Yazılı görev: Aşağıdaki listenin bütün satırlarını hiçbir değişiklik yapmadan, aynı sırayla aktarın.

Veri kayıtları:
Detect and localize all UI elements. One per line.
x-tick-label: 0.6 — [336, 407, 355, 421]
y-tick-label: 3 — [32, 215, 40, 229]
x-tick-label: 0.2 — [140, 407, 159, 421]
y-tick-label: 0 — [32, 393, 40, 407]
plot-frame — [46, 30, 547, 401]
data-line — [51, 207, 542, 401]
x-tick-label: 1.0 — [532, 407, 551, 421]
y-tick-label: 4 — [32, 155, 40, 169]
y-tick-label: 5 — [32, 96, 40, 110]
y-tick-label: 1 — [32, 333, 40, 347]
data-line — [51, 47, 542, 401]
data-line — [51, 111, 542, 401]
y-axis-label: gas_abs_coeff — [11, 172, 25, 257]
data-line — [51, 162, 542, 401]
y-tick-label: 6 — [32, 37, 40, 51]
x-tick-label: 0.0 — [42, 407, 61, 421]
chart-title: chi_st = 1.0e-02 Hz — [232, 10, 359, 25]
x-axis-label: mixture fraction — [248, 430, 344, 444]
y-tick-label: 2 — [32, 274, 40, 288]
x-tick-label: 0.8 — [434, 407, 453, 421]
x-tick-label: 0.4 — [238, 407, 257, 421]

Görev çıktısı:
Detect and localize all UI elements. One per line.
x-tick-label: 0.6 — [336, 407, 355, 421]
y-tick-label: 3 — [32, 215, 40, 229]
x-tick-label: 0.2 — [140, 407, 159, 421]
y-tick-label: 0 — [32, 393, 40, 407]
plot-frame — [46, 30, 547, 401]
data-line — [51, 207, 542, 401]
x-tick-label: 1.0 — [532, 407, 551, 421]
y-tick-label: 4 — [32, 155, 40, 169]
y-tick-label: 5 — [32, 96, 40, 110]
y-tick-label: 1 — [32, 333, 40, 347]
data-line — [51, 47, 542, 401]
data-line — [51, 111, 542, 401]
y-axis-label: gas_abs_coeff — [11, 172, 25, 257]
data-line — [51, 162, 542, 401]
y-tick-label: 6 — [32, 37, 40, 51]
x-tick-label: 0.0 — [42, 407, 61, 421]
chart-title: chi_st = 1.0e-02 Hz — [232, 10, 359, 25]
x-axis-label: mixture fraction — [248, 430, 344, 444]
y-tick-label: 2 — [32, 274, 40, 288]
x-tick-label: 0.8 — [434, 407, 453, 421]
x-tick-label: 0.4 — [238, 407, 257, 421]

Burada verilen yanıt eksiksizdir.